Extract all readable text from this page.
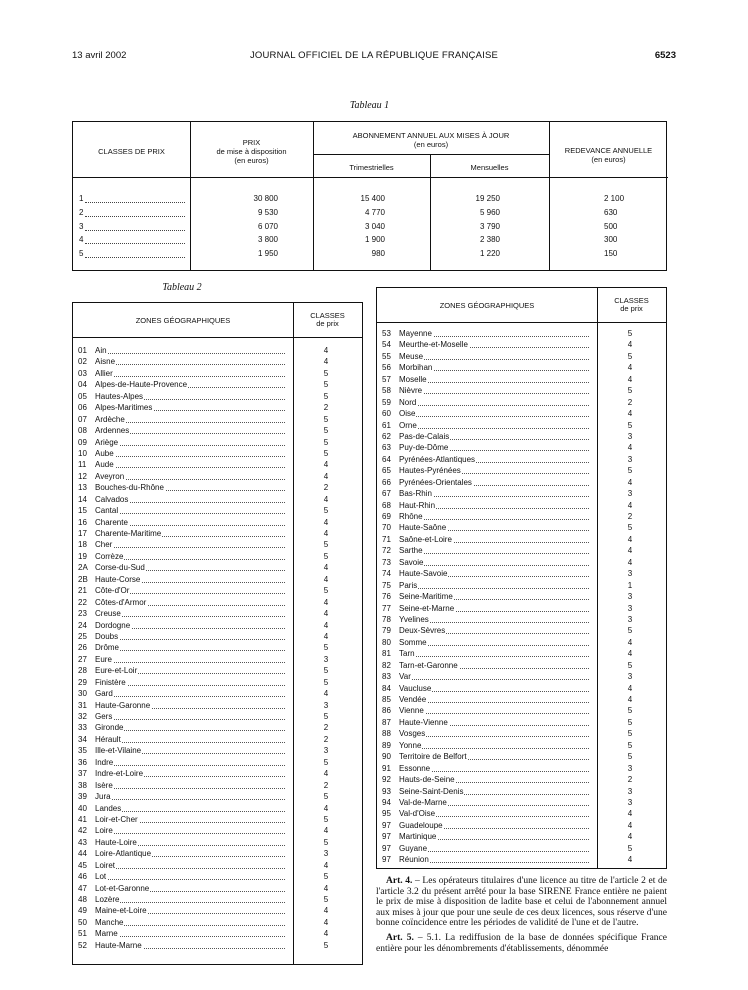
13 avril 2002	JOURNAL OFFICIEL DE LA RÉPUBLIQUE FRANÇAISE	6523
Tableau 1
CLASSES DE PRIX
PRIX
de mise à disposition
(en euros)
ABONNEMENT ANNUEL AUX MISES À JOUR
(en euros)
Trimestrielles	Mensuelles
REDEVANCE ANNUELLE
(en euros)
1	30 800	15 400	19 250	2 100
2	9 530	4 770	5 960	630
3	6 070	3 040	3 790	500
4	3 800	1 900	2 380	300
5	1 950	980	1 220	150
Tableau 2
ZONES GÉOGRAPHIQUES	CLASSES
de prix
01	Ain	4
02	Aisne	4
03	Allier	5
04	Alpes-de-Haute-Provence	5
05	Hautes-Alpes	5
06	Alpes-Maritimes	2
07	Ardèche	5
08	Ardennes	5
09	Ariège	5
10	Aube	5
11	Aude	4
12	Aveyron	4
13	Bouches-du-Rhône	2
14	Calvados	4
15	Cantal	5
16	Charente	4
17	Charente-Maritime	4
18	Cher	5
19	Corrèze	5
2A Corse-du-Sud	4
2B Haute-Corse	4
21	Côte-d'Or	5
22	Côtes-d'Armor	4
23	Creuse	4
24	Dordogne	4
25	Doubs	4
26	Drôme	5
27	Eure	3
28	Eure-et-Loir	5
29	Finistère	5
30	Gard	4
31	Haute-Garonne	3
32	Gers	5
33	Gironde	2
34	Hérault	2
35	Ille-et-Vilaine	3
36	Indre	5
37	Indre-et-Loire	4
38	Isère	2
39	Jura	5
40	Landes	4
41	Loir-et-Cher	5
42	Loire	4
43	Haute-Loire	5
44	Loire-Atlantique	3
45	Loiret	4
46	Lot	5
47	Lot-et-Garonne	4
48	Lozère	5
49	Maine-et-Loire	4
50	Manche	4
51	Marne	4
52	Haute-Marne	5
ZONES GÉOGRAPHIQUES	CLASSES
de prix
53	Mayenne	5
54	Meurthe-et-Moselle	4
55	Meuse	5
56	Morbihan	4
57	Moselle	4
58	Nièvre	5
59	Nord	2
60	Oise	4
61	Orne	5
62	Pas-de-Calais	3
63	Puy-de-Dôme	4
64	Pyrénées-Atlantiques	3
65	Hautes-Pyrénées	5
66	Pyrénées-Orientales	4
67	Bas-Rhin	3
68	Haut-Rhin	4
69	Rhône	2
70	Haute-Saône	5
71	Saône-et-Loire	4
72	Sarthe	4
73	Savoie	4
74	Haute-Savoie	3
75	Paris	1
76	Seine-Maritime	3
77	Seine-et-Marne	3
78	Yvelines	3
79	Deux-Sèvres	5
80	Somme	4
81	Tarn	4
82	Tarn-et-Garonne	5
83	Var	3
84	Vaucluse	4
85	Vendée	4
86	Vienne	5
87	Haute-Vienne	5
88	Vosges	5
89	Yonne	5
90	Territoire de Belfort	5
91	Essonne	3
92	Hauts-de-Seine	2
93	Seine-Saint-Denis	3
94	Val-de-Marne	3
95	Val-d'Oise	4
97	Guadeloupe	4
97	Martinique	4
97	Guyane	5
97	Réunion	4

Art. 4. – Les opérateurs titulaires d'une licence au titre de l'article 2 et de l'article 3.2 du présent arrêté pour la base SIRENE France entière ne paient le prix de mise à disposition de ladite base et celui de l'abonnement annuel aux mises à jour que pour une seule de ces deux licences, sous réserve d'une bonne coïncidence entre les périodes de validité de l'une et de l'autre.

Art. 5. – 5.1. La rediffusion de la base de données spécifique France entière pour les dénombrements d'établissements, dénommée
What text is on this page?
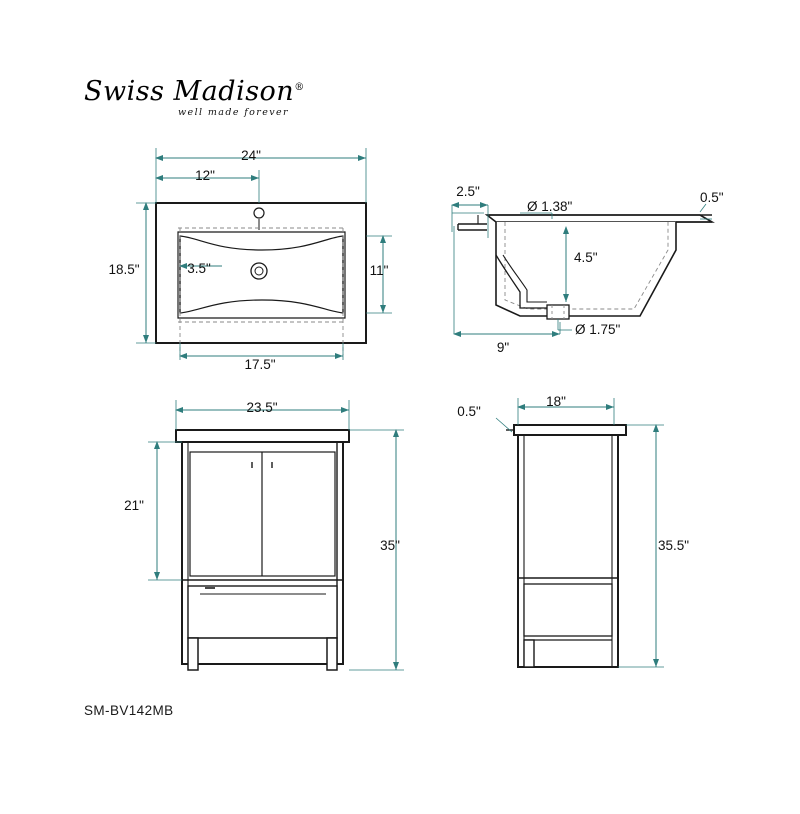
Swiss Madison®
well made forever
24"
12"
18.5"	3.5"	11"
17.5"
2.5"
Ø 1.38"
0.5"
4.5"
Ø 1.75"
9"
23.5"
21"
35"
0.5"
18"
35.5"
SM-BV142MB
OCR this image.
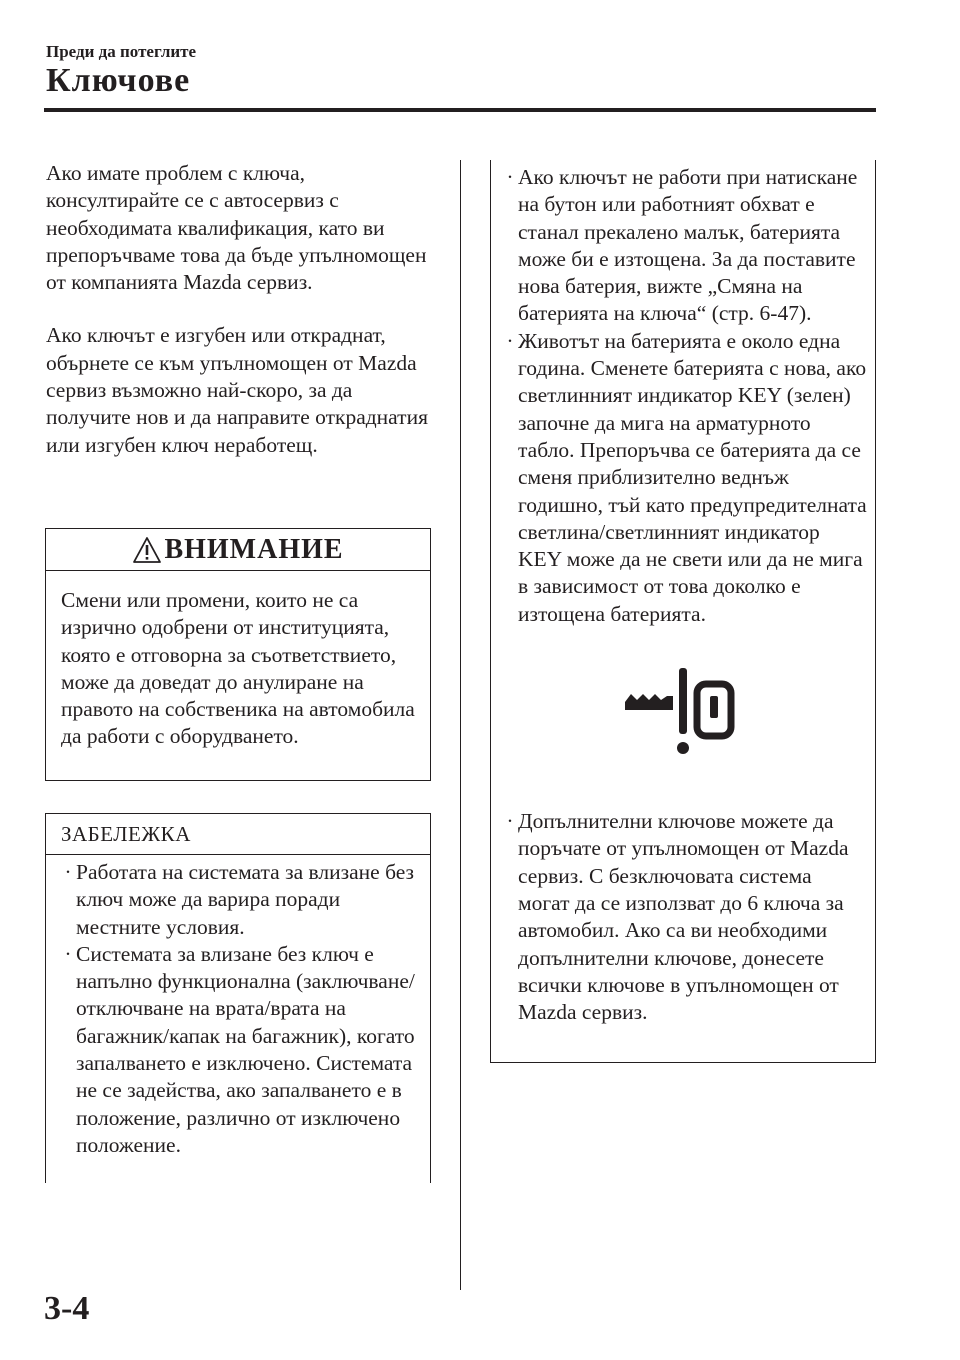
Преди да потеглите
Ключове

Ако имате проблем с ключа, консултирайте се с автосервиз с необходимата квалификация, като ви препоръчваме това да бъде упълномощен от компанията Mazda сервиз.

Ако ключът е изгубен или откраднат, обърнете се към упълномощен от Mazda сервиз възможно най-скоро, за да получите нов и да направите откраднатия или изгубен ключ неработещ.

ВНИМАНИЕ

Смени или промени, които не са изрично одобрени от институцията, която е отговорна за съответствието, може да доведат до анулиране на правото на собственика на автомобила да работи с оборудването.

ЗАБЕЛЕЖКА
· Работата на системата за влизане без ключ може да варира поради местните условия.

· Системата за влизане без ключ е напълно функционална (заключване/отключване на врата/врата на багажник/капак на багажник), когато запалването е изключено. Системата не се задейства, ако запалването е в положение, различно от изключено положение.

· Ако ключът не работи при натискане на бутон или работният обхват е станал прекалено малък, батерията може би е изтощена. За да поставите нова батерия, вижте „Смяна на батерията на ключа“ (стр. 6-47).

· Животът на батерията е около една година. Сменете батерията с нова, ако светлинният индикатор KEY (зелен) започне да мига на арматурното табло. Препоръчва се батерията да се сменя приблизително веднъж годишно, тъй като предупредителната светлина/светлинният индикатор KEY може да не свети или да не мига в зависимост от това доколко е изтощена батерията.

· Допълнителни ключове можете да поръчате от упълномощен от Mazda сервиз. С безключовата система могат да се използват до 6 ключа за автомобил. Ако са ви необходими допълнителни ключове, донесете всички ключове в упълномощен от Mazda сервиз.

3-4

※

Instructions to follow — Pull out every line in the data above that has the word "батерията".

Complete answer —
· Ако ключът не работи при натискане на бутон или работният обхват е станал прекалено малък, батерията може би е изтощена. За да поставите нова батерия, вижте „Смяна на батерията на ключа“ (стр. 6-47).
· Животът на батерията е около една година. Сменете батерията с нова, ако светлинният индикатор KEY (зелен) започне да мига на арматурното табло. Препоръчва се батерията да се сменя приблизително веднъж годишно, тъй като предупредителната светлина/светлинният индикатор KEY може да не свети или да не мига в зависимост от това доколко е изтощена батерията.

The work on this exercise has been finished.